The entries below contain pictures. Retype everything except those pictures, exactly as given.

Dataset records:
● ● ● ●

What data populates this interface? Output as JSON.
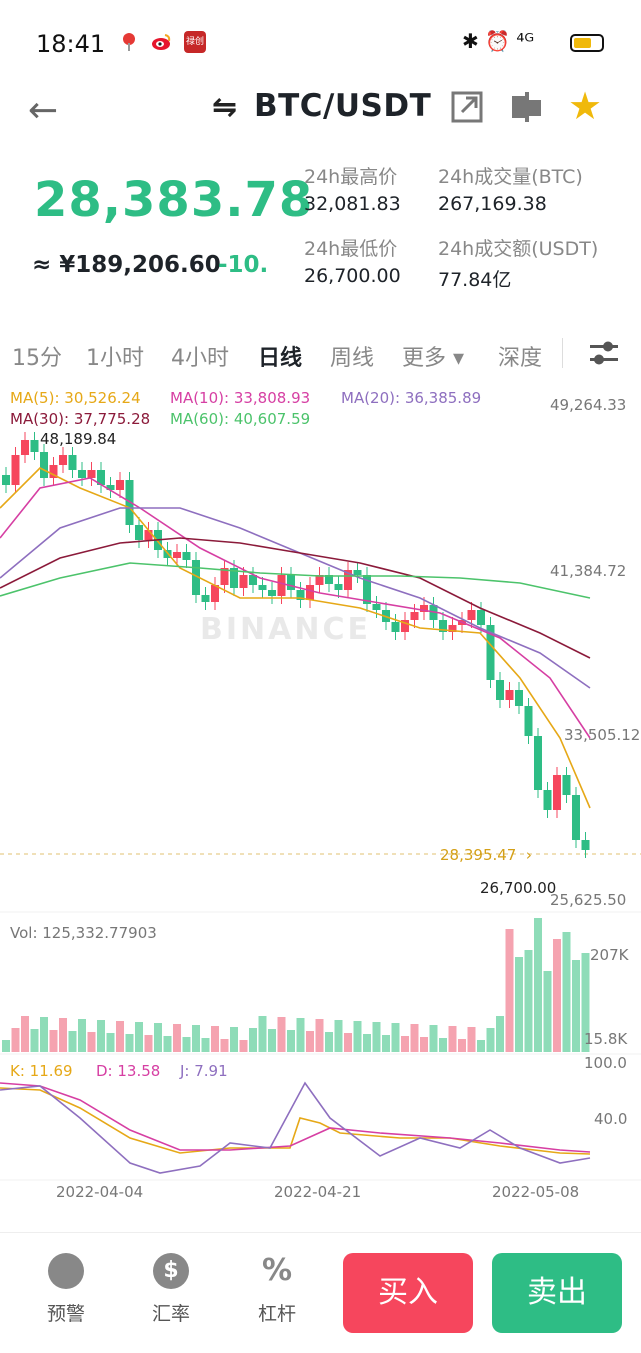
{
  "status_bar": {
    "time": "18:41",
    "app_icon_2_text": "微博",
    "app_icon_3_text": "禄创",
    "right_icons": "✱ ⏰ ⁴ᴳ",
    "icons": [
      "location-pin-icon",
      "weibo-icon",
      "app-icon",
      "bluetooth-icon",
      "alarm-icon",
      "4g-signal-icon",
      "battery-icon"
    ]
  },
  "header": {
    "title": "BTC/USDT",
    "swap_glyph": "⇋",
    "icons": [
      "back-arrow-icon",
      "swap-icon",
      "share-icon",
      "layout-icon",
      "star-icon"
    ],
    "star_color": "#f0b90b"
  },
  "ticker": {
    "last_price": "28,383.78",
    "cny_price": "≈ ¥189,206.60",
    "change": "-10.",
    "high_label": "24h最高价",
    "high_value": "32,081.83",
    "low_label": "24h最低价",
    "low_value": "26,700.00",
    "vol_btc_label": "24h成交量(BTC)",
    "vol_btc_value": "267,169.38",
    "vol_usdt_label": "24h成交额(USDT)",
    "vol_usdt_value": "77.84亿",
    "price_color": "#2ebd85"
  },
  "tabs": [
    {
      "label": "15分"
    },
    {
      "label": "1小时"
    },
    {
      "label": "4小时"
    },
    {
      "label": "日线"
    },
    {
      "label": "周线"
    },
    {
      "label": "更多 ▾"
    },
    {
      "label": "深度"
    }
  ],
  "chart": {
    "ma5": "MA(5): 30,526.24",
    "ma10": "MA(10): 33,808.93",
    "ma20": "MA(20): 36,385.89",
    "ma30": "MA(30): 37,775.28",
    "ma60": "MA(60): 40,607.59",
    "price_axis": [
      "49,264.33",
      "41,384.72",
      "33,505.12",
      "25,625.50"
    ],
    "high_marker": "48,189.84",
    "low_marker": "26,700.00",
    "current_price_tag": "28,395.47",
    "vol_label": "Vol: 125,332.77903",
    "vol_axis_top": "207K",
    "vol_axis_bottom": "15.8K",
    "kdj_k": "K: 11.69",
    "kdj_d": "D: 13.58",
    "kdj_j": "J: 7.91",
    "kdj_axis_top": "100.0",
    "kdj_axis_mid": "40.0",
    "dates": [
      "2022-04-04",
      "2022-04-21",
      "2022-05-08"
    ],
    "watermark": "BINANCE",
    "colors": {
      "up": "#f6465d",
      "down": "#2ebd85",
      "ma5": "#e6a817",
      "ma10": "#d63fa3",
      "ma20": "#8e6fbf",
      "ma30": "#8b1a3a",
      "ma60": "#4cc36b"
    }
  },
  "bottom": {
    "alert_label": "预警",
    "rate_label": "汇率",
    "leverage_label": "杠杆",
    "buy_label": "买入",
    "sell_label": "卖出",
    "icons": [
      "bell-icon",
      "dollar-icon",
      "percent-icon"
    ]
  }
}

● ● ● ●

REPLY TO THE EXERCISE:
What data populates this interface? Output as JSON.
{
  "status_bar": {
    "time": "18:41",
    "app_icon_2_text": "微博",
    "app_icon_3_text": "禄创",
    "right_icons": "✱ ⏰ ⁴ᴳ",
    "icons": [
      "location-pin-icon",
      "weibo-icon",
      "app-icon",
      "bluetooth-icon",
      "alarm-icon",
      "4g-signal-icon",
      "battery-icon"
    ]
  },
  "header": {
    "title": "BTC/USDT",
    "swap_glyph": "⇋",
    "icons": [
      "back-arrow-icon",
      "swap-icon",
      "share-icon",
      "layout-icon",
      "star-icon"
    ],
    "star_color": "#f0b90b"
  },
  "ticker": {
    "last_price": "28,383.78",
    "cny_price": "≈ ¥189,206.60",
    "change": "-10.",
    "high_label": "24h最高价",
    "high_value": "32,081.83",
    "low_label": "24h最低价",
    "low_value": "26,700.00",
    "vol_btc_label": "24h成交量(BTC)",
    "vol_btc_value": "267,169.38",
    "vol_usdt_label": "24h成交额(USDT)",
    "vol_usdt_value": "77.84亿",
    "price_color": "#2ebd85"
  },
  "tabs": [
    {
      "label": "15分"
    },
    {
      "label": "1小时"
    },
    {
      "label": "4小时"
    },
    {
      "label": "日线"
    },
    {
      "label": "周线"
    },
    {
      "label": "更多 ▾"
    },
    {
      "label": "深度"
    }
  ],
  "chart": {
    "ma5": "MA(5): 30,526.24",
    "ma10": "MA(10): 33,808.93",
    "ma20": "MA(20): 36,385.89",
    "ma30": "MA(30): 37,775.28",
    "ma60": "MA(60): 40,607.59",
    "price_axis": [
      "49,264.33",
      "41,384.72",
      "33,505.12",
      "25,625.50"
    ],
    "high_marker": "48,189.84",
    "low_marker": "26,700.00",
    "current_price_tag": "28,395.47",
    "vol_label": "Vol: 125,332.77903",
    "vol_axis_top": "207K",
    "vol_axis_bottom": "15.8K",
    "kdj_k": "K: 11.69",
    "kdj_d": "D: 13.58",
    "kdj_j": "J: 7.91",
    "kdj_axis_top": "100.0",
    "kdj_axis_mid": "40.0",
    "dates": [
      "2022-04-04",
      "2022-04-21",
      "2022-05-08"
    ],
    "watermark": "BINANCE",
    "colors": {
      "up": "#f6465d",
      "down": "#2ebd85",
      "ma5": "#e6a817",
      "ma10": "#d63fa3",
      "ma20": "#8e6fbf",
      "ma30": "#8b1a3a",
      "ma60": "#4cc36b"
    }
  },
  "bottom": {
    "alert_label": "预警",
    "rate_label": "汇率",
    "leverage_label": "杠杆",
    "buy_label": "买入",
    "sell_label": "卖出",
    "icons": [
      "bell-icon",
      "dollar-icon",
      "percent-icon"
    ]
  }
}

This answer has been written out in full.